DIRECTIVE:
Look through the records below, and copy out every line that holds the string "предоставления".

(Data records)
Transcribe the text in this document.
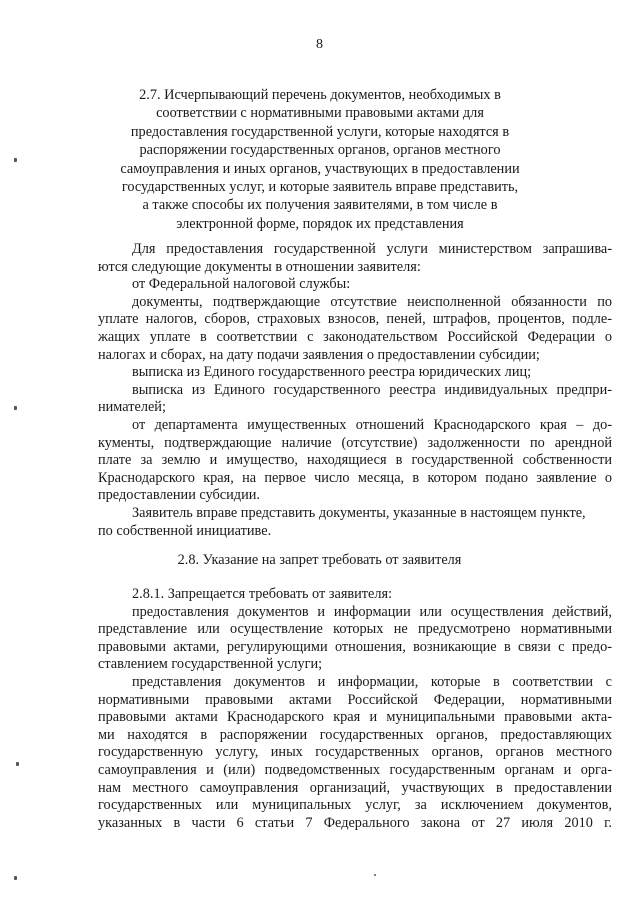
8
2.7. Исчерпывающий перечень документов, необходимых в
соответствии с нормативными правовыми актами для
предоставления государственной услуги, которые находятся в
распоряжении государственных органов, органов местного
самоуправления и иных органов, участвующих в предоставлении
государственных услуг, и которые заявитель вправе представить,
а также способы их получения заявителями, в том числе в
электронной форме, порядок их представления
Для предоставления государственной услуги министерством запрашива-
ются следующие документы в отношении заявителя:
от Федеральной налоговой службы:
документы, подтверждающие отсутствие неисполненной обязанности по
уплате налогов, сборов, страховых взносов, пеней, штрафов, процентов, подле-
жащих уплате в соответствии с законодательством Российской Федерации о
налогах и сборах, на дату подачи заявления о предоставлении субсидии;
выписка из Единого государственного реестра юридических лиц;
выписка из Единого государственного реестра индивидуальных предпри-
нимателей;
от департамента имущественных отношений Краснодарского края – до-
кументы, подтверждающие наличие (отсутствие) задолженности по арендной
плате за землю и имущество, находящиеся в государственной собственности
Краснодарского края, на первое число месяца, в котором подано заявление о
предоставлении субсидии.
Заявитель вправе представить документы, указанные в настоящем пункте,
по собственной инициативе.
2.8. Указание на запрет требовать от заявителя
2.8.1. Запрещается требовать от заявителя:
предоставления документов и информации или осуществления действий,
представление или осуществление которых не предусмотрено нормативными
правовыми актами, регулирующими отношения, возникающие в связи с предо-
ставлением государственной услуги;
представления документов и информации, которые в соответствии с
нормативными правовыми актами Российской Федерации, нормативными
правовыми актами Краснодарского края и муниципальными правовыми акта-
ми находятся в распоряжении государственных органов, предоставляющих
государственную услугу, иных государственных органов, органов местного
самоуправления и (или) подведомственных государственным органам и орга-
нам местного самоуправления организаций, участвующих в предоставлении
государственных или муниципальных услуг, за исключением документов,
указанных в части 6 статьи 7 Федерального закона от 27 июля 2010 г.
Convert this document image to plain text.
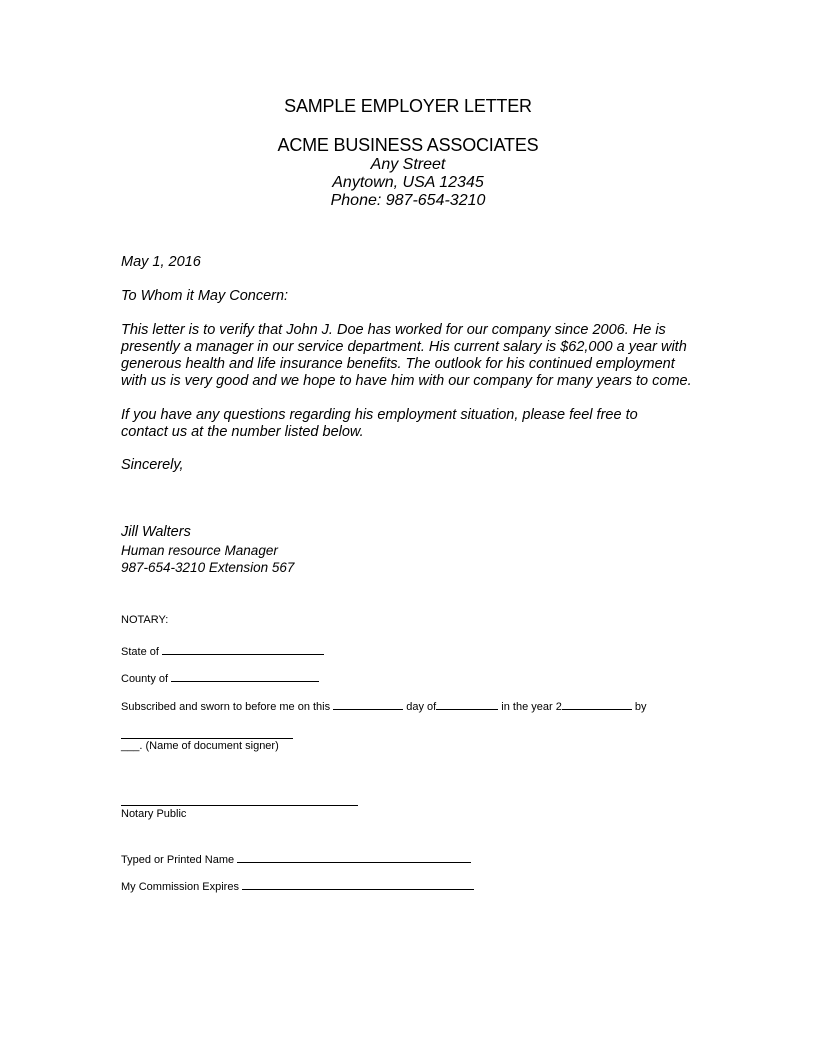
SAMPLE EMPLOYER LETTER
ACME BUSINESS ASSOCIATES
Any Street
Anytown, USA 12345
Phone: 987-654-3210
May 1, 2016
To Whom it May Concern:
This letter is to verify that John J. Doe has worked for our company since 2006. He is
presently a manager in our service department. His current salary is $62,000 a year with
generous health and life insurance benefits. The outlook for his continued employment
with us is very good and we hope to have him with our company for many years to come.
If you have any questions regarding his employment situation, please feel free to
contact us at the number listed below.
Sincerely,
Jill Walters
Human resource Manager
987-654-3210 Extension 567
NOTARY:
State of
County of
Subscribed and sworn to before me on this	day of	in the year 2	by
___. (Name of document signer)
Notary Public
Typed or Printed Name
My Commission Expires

WRITTEN RESPONSE:
предоставления государственной услуги, которые находятся в
Для предоставления государственной услуги министерством запрашива-
предоставления документов и информации или осуществления действий,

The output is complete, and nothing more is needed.